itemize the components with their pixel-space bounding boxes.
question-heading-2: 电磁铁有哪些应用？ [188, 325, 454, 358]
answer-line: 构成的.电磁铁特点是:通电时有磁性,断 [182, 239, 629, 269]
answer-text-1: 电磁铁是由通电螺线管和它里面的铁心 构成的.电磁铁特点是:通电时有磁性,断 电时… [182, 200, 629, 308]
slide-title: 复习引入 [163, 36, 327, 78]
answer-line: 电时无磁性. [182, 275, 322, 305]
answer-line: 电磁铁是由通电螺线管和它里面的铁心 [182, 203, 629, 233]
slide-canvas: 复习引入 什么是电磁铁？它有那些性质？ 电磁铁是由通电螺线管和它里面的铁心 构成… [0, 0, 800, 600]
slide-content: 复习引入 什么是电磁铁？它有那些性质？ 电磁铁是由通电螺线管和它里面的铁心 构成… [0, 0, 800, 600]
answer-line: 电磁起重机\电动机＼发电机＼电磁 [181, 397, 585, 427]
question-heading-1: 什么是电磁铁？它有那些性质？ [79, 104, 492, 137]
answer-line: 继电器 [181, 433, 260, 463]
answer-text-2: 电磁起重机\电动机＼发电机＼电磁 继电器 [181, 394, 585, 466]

***

Copy out the items above word for word, starting at the first one and ending with the one that contains "answer-line: 电磁起重机\电动机＼发电机＼电磁 [181, 397, 585, 427]".

> **The completed task**:
itemize the components with their pixel-space bounding boxes.
question-heading-2: 电磁铁有哪些应用？ [188, 325, 454, 358]
answer-line: 构成的.电磁铁特点是:通电时有磁性,断 [182, 239, 629, 269]
answer-text-1: 电磁铁是由通电螺线管和它里面的铁心 构成的.电磁铁特点是:通电时有磁性,断 电时… [182, 200, 629, 308]
slide-title: 复习引入 [163, 36, 327, 78]
answer-line: 电时无磁性. [182, 275, 322, 305]
answer-line: 电磁铁是由通电螺线管和它里面的铁心 [182, 203, 629, 233]
slide-canvas: 复习引入 什么是电磁铁？它有那些性质？ 电磁铁是由通电螺线管和它里面的铁心 构成… [0, 0, 800, 600]
slide-content: 复习引入 什么是电磁铁？它有那些性质？ 电磁铁是由通电螺线管和它里面的铁心 构成… [0, 0, 800, 600]
answer-line: 电磁起重机\电动机＼发电机＼电磁 [181, 397, 585, 427]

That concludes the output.